_THE TASK:_
From the listing that follows, output everything exactly except the pictures.

_STORED RECORDS:_
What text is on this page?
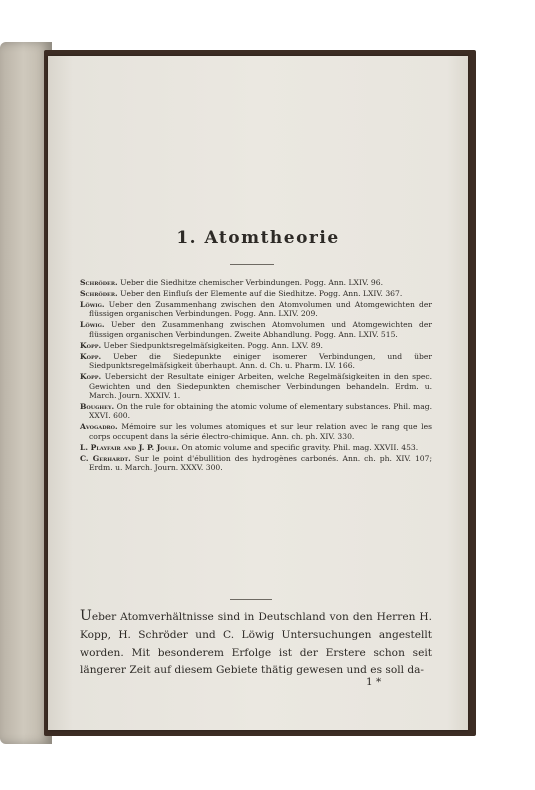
1. Atomtheorie
Schröder. Ueber die Siedhitze chemischer Verbindungen. Pogg. Ann. LXIV. 96.
Schröder. Ueber den Einfluſs der Elemente auf die Siedhitze. Pogg. Ann. LXIV. 367.
Löwig. Ueber den Zusammenhang zwischen den Atomvolumen und Atomgewichten der flüssigen organischen Verbindungen. Pogg. Ann. LXIV. 209.
Löwig. Ueber den Zusammenhang zwischen Atomvolumen und Atomgewichten der flüssigen organischen Verbindungen. Zweite Abhandlung. Pogg. Ann. LXIV. 515.
Kopp. Ueber Siedpunktsregelmäſsigkeiten. Pogg. Ann. LXV. 89.
Kopp. Ueber die Siedepunkte einiger isomerer Verbindungen, und über Siedpunktsregelmäſsigkeit überhaupt. Ann. d. Ch. u. Pharm. LV. 166.
Kopp. Uebersicht der Resultate einiger Arbeiten, welche Regelmäſsigkeiten in den spec. Gewichten und den Siedepunkten chemischer Verbindungen behandeln. Erdm. u. March. Journ. XXXIV. 1.
Boughey. On the rule for obtaining the atomic volume of elementary substances. Phil. mag. XXVI. 600.
Avogadro. Mémoire sur les volumes atomiques et sur leur relation avec le rang que les corps occupent dans la série électro-chimique. Ann. ch. ph. XIV. 330.
L. Playfair and J. P. Joule. On atomic volume and specific gravity. Phil. mag. XXVII. 453.
C. Gerhardt. Sur le point d'ébullition des hydrogènes carbonés. Ann. ch. ph. XIV. 107; Erdm. u. March. Journ. XXXV. 300.

Ueber Atomverhältnisse sind in Deutschland von den Herren H. Kopp, H. Schröder und C. Löwig Untersuchungen angestellt worden. Mit besonderem Erfolge ist der Erstere schon seit längerer Zeit auf diesem Gebiete thätig gewesen und es soll da-

1 *
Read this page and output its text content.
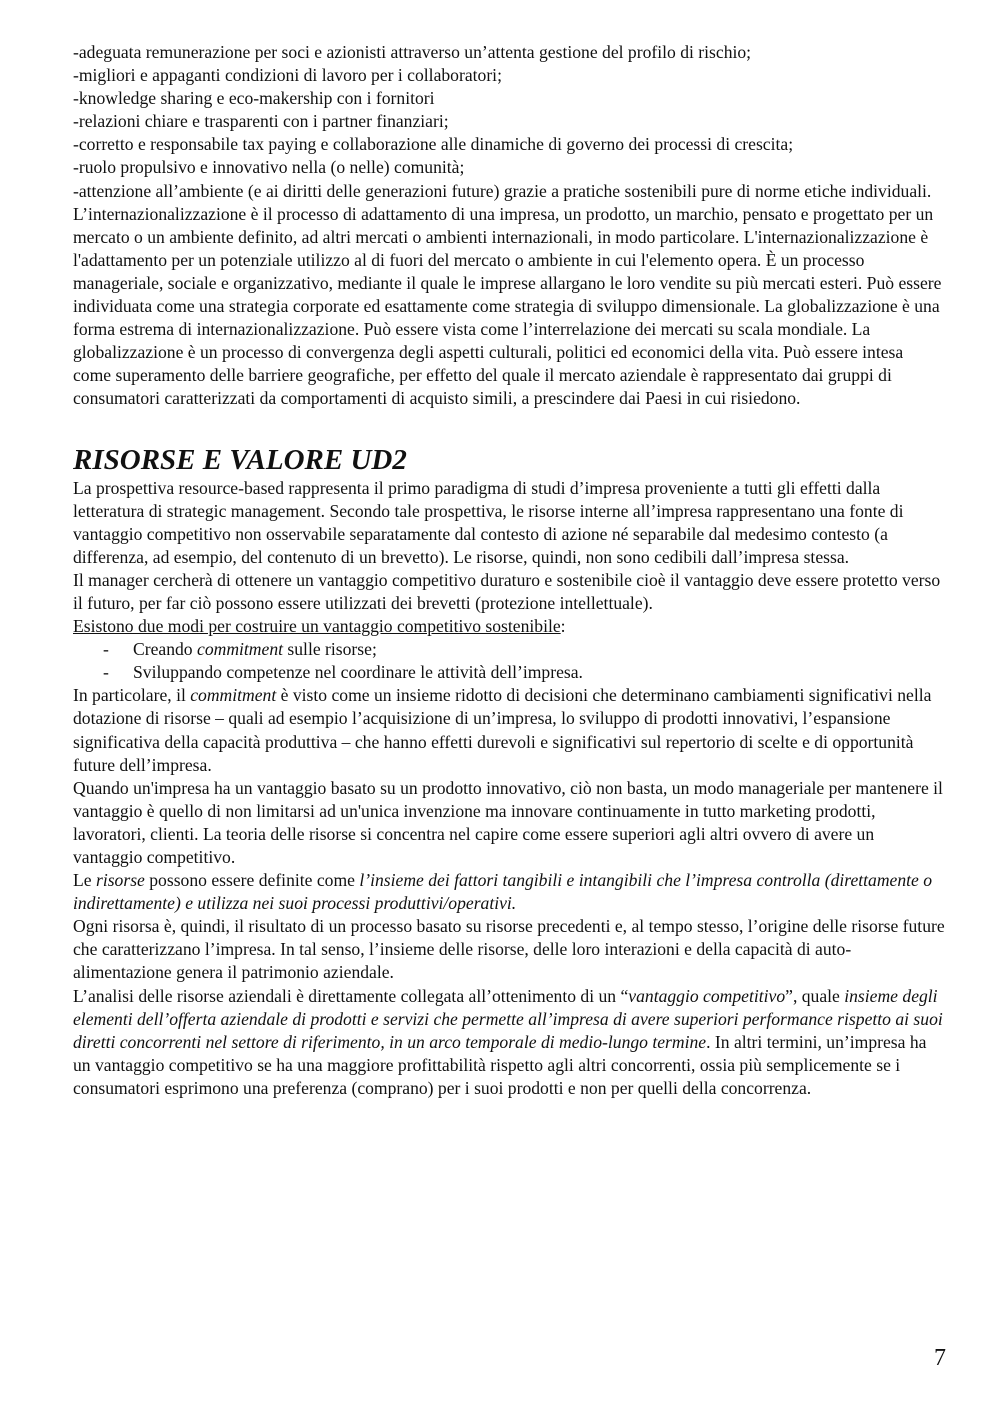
-adeguata remunerazione per soci e azionisti attraverso un’attenta gestione del profilo di rischio;

-migliori e appaganti condizioni di lavoro per i collaboratori;

-knowledge sharing e eco-makership con i fornitori

-relazioni chiare e trasparenti con i partner finanziari;

-corretto e responsabile tax paying e collaborazione alle dinamiche di governo dei processi di crescita;

-ruolo propulsivo e innovativo nella (o nelle) comunità;

-attenzione all’ambiente (e ai diritti delle generazioni future) grazie a pratiche sostenibili pure di norme etiche individuali.

L’internazionalizzazione è il processo di adattamento di una impresa, un prodotto, un marchio, pensato e progettato per un mercato o un ambiente definito, ad altri mercati o ambienti internazionali, in modo particolare. L'internazionalizzazione è l'adattamento per un potenziale utilizzo al di fuori del mercato o ambiente in cui l'elemento opera. È un processo manageriale, sociale e organizzativo, mediante il quale le imprese allargano le loro vendite su più mercati esteri. Può essere individuata come una strategia corporate ed esattamente come strategia di sviluppo dimensionale. La globalizzazione è una forma estrema di internazionalizzazione. Può essere vista come l’interrelazione dei mercati su scala mondiale. La globalizzazione è un processo di convergenza degli aspetti culturali, politici ed economici della vita. Può essere intesa come superamento delle barriere geografiche, per effetto del quale il mercato aziendale è rappresentato dai gruppi di consumatori caratterizzati da comportamenti di acquisto simili, a prescindere dai Paesi in cui risiedono.

RISORSE E VALORE UD2

La prospettiva resource-based rappresenta il primo paradigma di studi d’impresa proveniente a tutti gli effetti dalla letteratura di strategic management. Secondo tale prospettiva, le risorse interne all’impresa rappresentano una fonte di vantaggio competitivo non osservabile separatamente dal contesto di azione né separabile dal medesimo contesto (a differenza, ad esempio, del contenuto di un brevetto). Le risorse, quindi, non sono cedibili dall’impresa stessa.

Il manager cercherà di ottenere un vantaggio competitivo duraturo e sostenibile cioè il vantaggio deve essere protetto verso il futuro, per far ciò possono essere utilizzati dei brevetti (protezione intellettuale).

Esistono due modi per costruire un vantaggio competitivo sostenibile:

- Creando commitment sulle risorse;
- Sviluppando competenze nel coordinare le attività dell’impresa.

In particolare, il commitment è visto come un insieme ridotto di decisioni che determinano cambiamenti significativi nella dotazione di risorse – quali ad esempio l’acquisizione di un’impresa, lo sviluppo di prodotti innovativi, l’espansione significativa della capacità produttiva – che hanno effetti durevoli e significativi sul repertorio di scelte e di opportunità future dell’impresa.

Quando un'impresa ha un vantaggio basato su un prodotto innovativo, ciò non basta, un modo manageriale per mantenere il vantaggio è quello di non limitarsi ad un'unica invenzione ma innovare continuamente in tutto marketing prodotti, lavoratori, clienti. La teoria delle risorse si concentra nel capire come essere superiori agli altri ovvero di avere un vantaggio competitivo.

Le risorse possono essere definite come l’insieme dei fattori tangibili e intangibili che l’impresa controlla (direttamente o indirettamente) e utilizza nei suoi processi produttivi/operativi.

Ogni risorsa è, quindi, il risultato di un processo basato su risorse precedenti e, al tempo stesso, l’origine delle risorse future che caratterizzano l’impresa. In tal senso, l’insieme delle risorse, delle loro interazioni e della capacità di auto-alimentazione genera il patrimonio aziendale.

L’analisi delle risorse aziendali è direttamente collegata all’ottenimento di un “vantaggio competitivo”, quale insieme degli elementi dell’offerta aziendale di prodotti e servizi che permette all’impresa di avere superiori performance rispetto ai suoi diretti concorrenti nel settore di riferimento, in un arco temporale di medio-lungo termine. In altri termini, un’impresa ha un vantaggio competitivo se ha una maggiore profittabilità rispetto agli altri concorrenti, ossia più semplicemente se i consumatori esprimono una preferenza (comprano) per i suoi prodotti e non per quelli della concorrenza.

7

_SOLVED PROBLEM:_
What text is on this page?
1. Atomtheorie
Schröder. Ueber die Siedhitze chemischer Verbindungen. Pogg. Ann. LXIV. 96.
Schröder. Ueber den Einfluſs der Elemente auf die Siedhitze. Pogg. Ann. LXIV. 367.
Löwig. Ueber den Zusammenhang zwischen den Atomvolumen und Atomgewichten der flüssigen organischen Verbindungen. Pogg. Ann. LXIV. 209.
Löwig. Ueber den Zusammenhang zwischen Atomvolumen und Atomgewichten der flüssigen organischen Verbindungen. Zweite Abhandlung. Pogg. Ann. LXIV. 515.
Kopp. Ueber Siedpunktsregelmäſsigkeiten. Pogg. Ann. LXV. 89.
Kopp. Ueber die Siedepunkte einiger isomerer Verbindungen, und über Siedpunktsregelmäſsigkeit überhaupt. Ann. d. Ch. u. Pharm. LV. 166.
Kopp. Uebersicht der Resultate einiger Arbeiten, welche Regelmäſsigkeiten in den spec. Gewichten und den Siedepunkten chemischer Verbindungen behandeln. Erdm. u. March. Journ. XXXIV. 1.
Boughey. On the rule for obtaining the atomic volume of elementary substances. Phil. mag. XXVI. 600.
Avogadro. Mémoire sur les volumes atomiques et sur leur relation avec le rang que les corps occupent dans la série électro-chimique. Ann. ch. ph. XIV. 330.
L. Playfair and J. P. Joule. On atomic volume and specific gravity. Phil. mag. XXVII. 453.
C. Gerhardt. Sur le point d'ébullition des hydrogènes carbonés. Ann. ch. ph. XIV. 107; Erdm. u. March. Journ. XXXV. 300.

Ueber Atomverhältnisse sind in Deutschland von den Herren H. Kopp, H. Schröder und C. Löwig Untersuchungen angestellt worden. Mit besonderem Erfolge ist der Erstere schon seit längerer Zeit auf diesem Gebiete thätig gewesen und es soll da-

1 *
Read this page and output its text content.
-adeguata remunerazione per soci e azionisti attraverso un’attenta gestione del profilo di rischio;

-migliori e appaganti condizioni di lavoro per i collaboratori;

-knowledge sharing e eco-makership con i fornitori

-relazioni chiare e trasparenti con i partner finanziari;

-corretto e responsabile tax paying e collaborazione alle dinamiche di governo dei processi di crescita;

-ruolo propulsivo e innovativo nella (o nelle) comunità;

-attenzione all’ambiente (e ai diritti delle generazioni future) grazie a pratiche sostenibili pure di norme etiche individuali.

L’internazionalizzazione è il processo di adattamento di una impresa, un prodotto, un marchio, pensato e progettato per un mercato o un ambiente definito, ad altri mercati o ambienti internazionali, in modo particolare. L'internazionalizzazione è l'adattamento per un potenziale utilizzo al di fuori del mercato o ambiente in cui l'elemento opera. È un processo manageriale, sociale e organizzativo, mediante il quale le imprese allargano le loro vendite su più mercati esteri. Può essere individuata come una strategia corporate ed esattamente come strategia di sviluppo dimensionale. La globalizzazione è una forma estrema di internazionalizzazione. Può essere vista come l’interrelazione dei mercati su scala mondiale. La globalizzazione è un processo di convergenza degli aspetti culturali, politici ed economici della vita. Può essere intesa come superamento delle barriere geografiche, per effetto del quale il mercato aziendale è rappresentato dai gruppi di consumatori caratterizzati da comportamenti di acquisto simili, a prescindere dai Paesi in cui risiedono.

RISORSE E VALORE UD2

La prospettiva resource-based rappresenta il primo paradigma di studi d’impresa proveniente a tutti gli effetti dalla letteratura di strategic management. Secondo tale prospettiva, le risorse interne all’impresa rappresentano una fonte di vantaggio competitivo non osservabile separatamente dal contesto di azione né separabile dal medesimo contesto (a differenza, ad esempio, del contenuto di un brevetto). Le risorse, quindi, non sono cedibili dall’impresa stessa.

Il manager cercherà di ottenere un vantaggio competitivo duraturo e sostenibile cioè il vantaggio deve essere protetto verso il futuro, per far ciò possono essere utilizzati dei brevetti (protezione intellettuale).

Esistono due modi per costruire un vantaggio competitivo sostenibile:

- Creando commitment sulle risorse;
- Sviluppando competenze nel coordinare le attività dell’impresa.

In particolare, il commitment è visto come un insieme ridotto di decisioni che determinano cambiamenti significativi nella dotazione di risorse – quali ad esempio l’acquisizione di un’impresa, lo sviluppo di prodotti innovativi, l’espansione significativa della capacità produttiva – che hanno effetti durevoli e significativi sul repertorio di scelte e di opportunità future dell’impresa.

Quando un'impresa ha un vantaggio basato su un prodotto innovativo, ciò non basta, un modo manageriale per mantenere il vantaggio è quello di non limitarsi ad un'unica invenzione ma innovare continuamente in tutto marketing prodotti, lavoratori, clienti. La teoria delle risorse si concentra nel capire come essere superiori agli altri ovvero di avere un vantaggio competitivo.

Le risorse possono essere definite come l’insieme dei fattori tangibili e intangibili che l’impresa controlla (direttamente o indirettamente) e utilizza nei suoi processi produttivi/operativi.

Ogni risorsa è, quindi, il risultato di un processo basato su risorse precedenti e, al tempo stesso, l’origine delle risorse future che caratterizzano l’impresa. In tal senso, l’insieme delle risorse, delle loro interazioni e della capacità di auto-alimentazione genera il patrimonio aziendale.

L’analisi delle risorse aziendali è direttamente collegata all’ottenimento di un “vantaggio competitivo”, quale insieme degli elementi dell’offerta aziendale di prodotti e servizi che permette all’impresa di avere superiori performance rispetto ai suoi diretti concorrenti nel settore di riferimento, in un arco temporale di medio-lungo termine. In altri termini, un’impresa ha un vantaggio competitivo se ha una maggiore profittabilità rispetto agli altri concorrenti, ossia più semplicemente se i consumatori esprimono una preferenza (comprano) per i suoi prodotti e non per quelli della concorrenza.

7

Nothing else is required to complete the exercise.